| Do this |
Return all lines below containing the word "часто".

| Supplied records |
----

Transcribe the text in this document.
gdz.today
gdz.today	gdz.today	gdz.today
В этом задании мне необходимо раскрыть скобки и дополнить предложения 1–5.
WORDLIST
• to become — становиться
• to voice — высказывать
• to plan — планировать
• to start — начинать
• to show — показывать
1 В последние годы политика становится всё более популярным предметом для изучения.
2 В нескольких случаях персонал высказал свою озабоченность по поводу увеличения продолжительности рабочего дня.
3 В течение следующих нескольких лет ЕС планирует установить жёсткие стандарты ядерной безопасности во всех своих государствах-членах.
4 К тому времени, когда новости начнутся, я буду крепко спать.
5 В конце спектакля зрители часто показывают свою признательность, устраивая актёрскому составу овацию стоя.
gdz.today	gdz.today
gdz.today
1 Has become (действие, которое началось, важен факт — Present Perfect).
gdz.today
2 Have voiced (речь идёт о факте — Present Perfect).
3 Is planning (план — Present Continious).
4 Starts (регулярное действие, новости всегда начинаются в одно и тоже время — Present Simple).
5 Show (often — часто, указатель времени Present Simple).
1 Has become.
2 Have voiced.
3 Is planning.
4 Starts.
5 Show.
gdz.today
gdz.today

----

| Written answer |
5 В конце спектакля зрители часто показывают свою признательность, устраивая актёрскому составу овацию стоя.
5 Show (often — часто, указатель времени Present Simple).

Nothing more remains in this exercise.